-- BEGIN Data extract --

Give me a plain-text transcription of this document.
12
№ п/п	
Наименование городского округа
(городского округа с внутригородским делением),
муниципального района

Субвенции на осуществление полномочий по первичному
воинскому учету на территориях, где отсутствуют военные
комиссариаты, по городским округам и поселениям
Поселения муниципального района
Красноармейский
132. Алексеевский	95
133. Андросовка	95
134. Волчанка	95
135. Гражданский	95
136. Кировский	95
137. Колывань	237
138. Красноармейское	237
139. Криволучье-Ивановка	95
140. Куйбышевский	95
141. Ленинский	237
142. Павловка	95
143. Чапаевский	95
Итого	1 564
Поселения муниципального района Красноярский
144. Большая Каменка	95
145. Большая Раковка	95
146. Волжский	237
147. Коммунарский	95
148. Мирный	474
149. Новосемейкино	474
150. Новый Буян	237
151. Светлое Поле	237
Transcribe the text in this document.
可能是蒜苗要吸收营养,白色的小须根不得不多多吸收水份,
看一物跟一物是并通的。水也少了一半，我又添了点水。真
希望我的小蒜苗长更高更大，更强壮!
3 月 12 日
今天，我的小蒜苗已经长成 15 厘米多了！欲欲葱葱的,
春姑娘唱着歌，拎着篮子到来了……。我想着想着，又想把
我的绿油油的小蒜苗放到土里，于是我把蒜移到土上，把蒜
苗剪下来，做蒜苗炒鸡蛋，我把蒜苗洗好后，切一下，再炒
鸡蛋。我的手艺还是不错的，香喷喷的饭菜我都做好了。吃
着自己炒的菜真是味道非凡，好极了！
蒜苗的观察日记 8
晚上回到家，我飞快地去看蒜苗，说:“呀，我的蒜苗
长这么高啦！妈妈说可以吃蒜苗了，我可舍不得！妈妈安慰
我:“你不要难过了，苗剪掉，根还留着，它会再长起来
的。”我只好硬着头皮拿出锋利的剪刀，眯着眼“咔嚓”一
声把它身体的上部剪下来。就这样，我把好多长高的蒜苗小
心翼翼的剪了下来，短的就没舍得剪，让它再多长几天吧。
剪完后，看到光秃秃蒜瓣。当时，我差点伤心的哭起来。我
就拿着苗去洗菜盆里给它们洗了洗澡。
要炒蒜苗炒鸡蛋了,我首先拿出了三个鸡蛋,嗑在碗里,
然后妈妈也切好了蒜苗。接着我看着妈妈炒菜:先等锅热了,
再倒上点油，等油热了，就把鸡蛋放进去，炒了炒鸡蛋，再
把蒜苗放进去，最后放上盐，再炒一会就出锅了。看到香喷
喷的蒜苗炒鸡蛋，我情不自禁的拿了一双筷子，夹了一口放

-- END Data extract --

Quote each line above in full, word for word.

Give me a plain-text transcription of this document.
12
№ п/п	
Наименование городского округа
(городского округа с внутригородским делением),
муниципального района

Субвенции на осуществление полномочий по первичному
воинскому учету на территориях, где отсутствуют военные
комиссариаты, по городским округам и поселениям
Поселения муниципального района
Красноармейский
132. Алексеевский	95
133. Андросовка	95
134. Волчанка	95
135. Гражданский	95
136. Кировский	95
137. Колывань	237
138. Красноармейское	237
139. Криволучье-Ивановка	95
140. Куйбышевский	95
141. Ленинский	237
142. Павловка	95
143. Чапаевский	95
Итого	1 564
Поселения муниципального района Красноярский
144. Большая Каменка	95
145. Большая Раковка	95
146. Волжский	237
147. Коммунарский	95
148. Мирный	474
149. Новосемейкино	474
150. Новый Буян	237
151. Светлое Поле	237
Transcribe the text in this document.
可能是蒜苗要吸收营养,白色的小须根不得不多多吸收水份,
看一物跟一物是并通的。水也少了一半，我又添了点水。真
希望我的小蒜苗长更高更大，更强壮!
3 月 12 日
今天，我的小蒜苗已经长成 15 厘米多了！欲欲葱葱的,
春姑娘唱着歌，拎着篮子到来了……。我想着想着，又想把
我的绿油油的小蒜苗放到土里，于是我把蒜移到土上，把蒜
苗剪下来，做蒜苗炒鸡蛋，我把蒜苗洗好后，切一下，再炒
鸡蛋。我的手艺还是不错的，香喷喷的饭菜我都做好了。吃
着自己炒的菜真是味道非凡，好极了！
蒜苗的观察日记 8
晚上回到家，我飞快地去看蒜苗，说:“呀，我的蒜苗
长这么高啦！妈妈说可以吃蒜苗了，我可舍不得！妈妈安慰
我:“你不要难过了，苗剪掉，根还留着，它会再长起来
的。”我只好硬着头皮拿出锋利的剪刀，眯着眼“咔嚓”一
声把它身体的上部剪下来。就这样，我把好多长高的蒜苗小
心翼翼的剪了下来，短的就没舍得剪，让它再多长几天吧。
剪完后，看到光秃秃蒜瓣。当时，我差点伤心的哭起来。我
就拿着苗去洗菜盆里给它们洗了洗澡。
要炒蒜苗炒鸡蛋了,我首先拿出了三个鸡蛋,嗑在碗里,
然后妈妈也切好了蒜苗。接着我看着妈妈炒菜:先等锅热了,
再倒上点油，等油热了，就把鸡蛋放进去，炒了炒鸡蛋，再
把蒜苗放进去，最后放上盐，再炒一会就出锅了。看到香喷
喷的蒜苗炒鸡蛋，我情不自禁的拿了一双筷子，夹了一口放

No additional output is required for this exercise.